WHAT IS REQUIRED: Write out the records below word for word, please.

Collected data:
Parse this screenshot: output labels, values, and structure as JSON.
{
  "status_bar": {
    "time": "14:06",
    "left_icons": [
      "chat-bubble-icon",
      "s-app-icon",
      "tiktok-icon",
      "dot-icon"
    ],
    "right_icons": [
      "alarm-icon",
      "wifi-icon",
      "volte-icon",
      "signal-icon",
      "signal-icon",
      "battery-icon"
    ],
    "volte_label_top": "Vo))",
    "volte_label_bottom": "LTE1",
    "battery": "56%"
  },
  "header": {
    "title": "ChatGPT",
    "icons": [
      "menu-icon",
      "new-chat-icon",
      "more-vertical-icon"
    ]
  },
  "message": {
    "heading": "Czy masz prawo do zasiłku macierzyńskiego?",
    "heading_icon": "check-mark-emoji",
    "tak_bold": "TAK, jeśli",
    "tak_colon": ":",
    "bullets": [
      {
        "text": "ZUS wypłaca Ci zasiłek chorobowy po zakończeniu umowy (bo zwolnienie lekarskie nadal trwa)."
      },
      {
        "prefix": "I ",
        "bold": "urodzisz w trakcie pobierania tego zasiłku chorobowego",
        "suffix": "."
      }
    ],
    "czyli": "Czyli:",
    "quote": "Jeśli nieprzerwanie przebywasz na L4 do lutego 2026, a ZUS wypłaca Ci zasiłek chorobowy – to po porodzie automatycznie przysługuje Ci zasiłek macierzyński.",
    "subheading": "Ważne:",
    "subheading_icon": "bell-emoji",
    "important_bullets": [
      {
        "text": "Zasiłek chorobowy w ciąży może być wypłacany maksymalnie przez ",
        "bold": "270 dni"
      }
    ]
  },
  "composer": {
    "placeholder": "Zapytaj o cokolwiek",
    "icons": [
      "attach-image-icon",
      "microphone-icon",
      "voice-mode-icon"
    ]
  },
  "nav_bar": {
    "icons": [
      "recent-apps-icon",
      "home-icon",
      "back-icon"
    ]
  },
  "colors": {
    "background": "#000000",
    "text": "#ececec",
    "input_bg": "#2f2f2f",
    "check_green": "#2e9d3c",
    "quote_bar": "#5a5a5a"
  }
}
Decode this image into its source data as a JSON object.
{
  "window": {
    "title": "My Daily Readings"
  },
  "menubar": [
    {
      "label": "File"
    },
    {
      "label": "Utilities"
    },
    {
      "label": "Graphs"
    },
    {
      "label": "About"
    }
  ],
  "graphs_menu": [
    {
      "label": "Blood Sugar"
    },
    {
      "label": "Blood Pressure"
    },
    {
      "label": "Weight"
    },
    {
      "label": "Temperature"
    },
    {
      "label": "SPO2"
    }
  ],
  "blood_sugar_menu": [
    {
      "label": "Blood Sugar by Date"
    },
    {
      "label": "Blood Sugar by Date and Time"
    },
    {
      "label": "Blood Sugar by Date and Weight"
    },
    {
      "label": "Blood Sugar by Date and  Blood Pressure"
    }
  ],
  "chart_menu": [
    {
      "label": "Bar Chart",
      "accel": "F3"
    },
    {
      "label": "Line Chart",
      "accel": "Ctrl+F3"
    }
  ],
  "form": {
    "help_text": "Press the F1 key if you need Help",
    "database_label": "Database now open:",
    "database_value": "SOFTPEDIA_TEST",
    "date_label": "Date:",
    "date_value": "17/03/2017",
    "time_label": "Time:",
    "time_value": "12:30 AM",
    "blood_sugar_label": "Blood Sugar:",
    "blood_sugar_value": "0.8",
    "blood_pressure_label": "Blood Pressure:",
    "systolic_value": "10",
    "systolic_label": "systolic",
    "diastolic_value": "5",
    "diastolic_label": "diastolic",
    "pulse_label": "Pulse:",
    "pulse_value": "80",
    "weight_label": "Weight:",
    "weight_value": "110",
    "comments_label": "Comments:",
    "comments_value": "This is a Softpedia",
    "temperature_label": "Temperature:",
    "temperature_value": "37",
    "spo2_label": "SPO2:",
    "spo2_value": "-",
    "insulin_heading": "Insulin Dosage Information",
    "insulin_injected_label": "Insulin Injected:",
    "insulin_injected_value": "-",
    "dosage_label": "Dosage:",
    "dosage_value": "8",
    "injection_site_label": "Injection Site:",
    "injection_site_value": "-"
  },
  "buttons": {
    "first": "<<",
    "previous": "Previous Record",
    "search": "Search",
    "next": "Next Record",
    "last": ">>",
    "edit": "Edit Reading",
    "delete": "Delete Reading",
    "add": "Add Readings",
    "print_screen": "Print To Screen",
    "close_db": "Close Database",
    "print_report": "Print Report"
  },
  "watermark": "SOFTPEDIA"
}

TASK RESPONSE:
Parse this screenshot: output labels, values, and structure as JSON.
{
  "status_bar": {
    "time": "14:06",
    "left_icons": [
      "chat-bubble-icon",
      "s-app-icon",
      "tiktok-icon",
      "dot-icon"
    ],
    "right_icons": [
      "alarm-icon",
      "wifi-icon",
      "volte-icon",
      "signal-icon",
      "signal-icon",
      "battery-icon"
    ],
    "volte_label_top": "Vo))",
    "volte_label_bottom": "LTE1",
    "battery": "56%"
  },
  "header": {
    "title": "ChatGPT",
    "icons": [
      "menu-icon",
      "new-chat-icon",
      "more-vertical-icon"
    ]
  },
  "message": {
    "heading": "Czy masz prawo do zasiłku macierzyńskiego?",
    "heading_icon": "check-mark-emoji",
    "tak_bold": "TAK, jeśli",
    "tak_colon": ":",
    "bullets": [
      {
        "text": "ZUS wypłaca Ci zasiłek chorobowy po zakończeniu umowy (bo zwolnienie lekarskie nadal trwa)."
      },
      {
        "prefix": "I ",
        "bold": "urodzisz w trakcie pobierania tego zasiłku chorobowego",
        "suffix": "."
      }
    ],
    "czyli": "Czyli:",
    "quote": "Jeśli nieprzerwanie przebywasz na L4 do lutego 2026, a ZUS wypłaca Ci zasiłek chorobowy – to po porodzie automatycznie przysługuje Ci zasiłek macierzyński.",
    "subheading": "Ważne:",
    "subheading_icon": "bell-emoji",
    "important_bullets": [
      {
        "text": "Zasiłek chorobowy w ciąży może być wypłacany maksymalnie przez ",
        "bold": "270 dni"
      }
    ]
  },
  "composer": {
    "placeholder": "Zapytaj o cokolwiek",
    "icons": [
      "attach-image-icon",
      "microphone-icon",
      "voice-mode-icon"
    ]
  },
  "nav_bar": {
    "icons": [
      "recent-apps-icon",
      "home-icon",
      "back-icon"
    ]
  },
  "colors": {
    "background": "#000000",
    "text": "#ececec",
    "input_bg": "#2f2f2f",
    "check_green": "#2e9d3c",
    "quote_bar": "#5a5a5a"
  }
}
Decode this image into its source data as a JSON object.
{
  "window": {
    "title": "My Daily Readings"
  },
  "menubar": [
    {
      "label": "File"
    },
    {
      "label": "Utilities"
    },
    {
      "label": "Graphs"
    },
    {
      "label": "About"
    }
  ],
  "graphs_menu": [
    {
      "label": "Blood Sugar"
    },
    {
      "label": "Blood Pressure"
    },
    {
      "label": "Weight"
    },
    {
      "label": "Temperature"
    },
    {
      "label": "SPO2"
    }
  ],
  "blood_sugar_menu": [
    {
      "label": "Blood Sugar by Date"
    },
    {
      "label": "Blood Sugar by Date and Time"
    },
    {
      "label": "Blood Sugar by Date and Weight"
    },
    {
      "label": "Blood Sugar by Date and  Blood Pressure"
    }
  ],
  "chart_menu": [
    {
      "label": "Bar Chart",
      "accel": "F3"
    },
    {
      "label": "Line Chart",
      "accel": "Ctrl+F3"
    }
  ],
  "form": {
    "help_text": "Press the F1 key if you need Help",
    "database_label": "Database now open:",
    "database_value": "SOFTPEDIA_TEST",
    "date_label": "Date:",
    "date_value": "17/03/2017",
    "time_label": "Time:",
    "time_value": "12:30 AM",
    "blood_sugar_label": "Blood Sugar:",
    "blood_sugar_value": "0.8",
    "blood_pressure_label": "Blood Pressure:",
    "systolic_value": "10",
    "systolic_label": "systolic",
    "diastolic_value": "5",
    "diastolic_label": "diastolic",
    "pulse_label": "Pulse:",
    "pulse_value": "80",
    "weight_label": "Weight:",
    "weight_value": "110",
    "comments_label": "Comments:",
    "comments_value": "This is a Softpedia",
    "temperature_label": "Temperature:",
    "temperature_value": "37",
    "spo2_label": "SPO2:",
    "spo2_value": "-",
    "insulin_heading": "Insulin Dosage Information",
    "insulin_injected_label": "Insulin Injected:",
    "insulin_injected_value": "-",
    "dosage_label": "Dosage:",
    "dosage_value": "8",
    "injection_site_label": "Injection Site:",
    "injection_site_value": "-"
  },
  "buttons": {
    "first": "<<",
    "previous": "Previous Record",
    "search": "Search",
    "next": "Next Record",
    "last": ">>",
    "edit": "Edit Reading",
    "delete": "Delete Reading",
    "add": "Add Readings",
    "print_screen": "Print To Screen",
    "close_db": "Close Database",
    "print_report": "Print Report"
  },
  "watermark": "SOFTPEDIA"
}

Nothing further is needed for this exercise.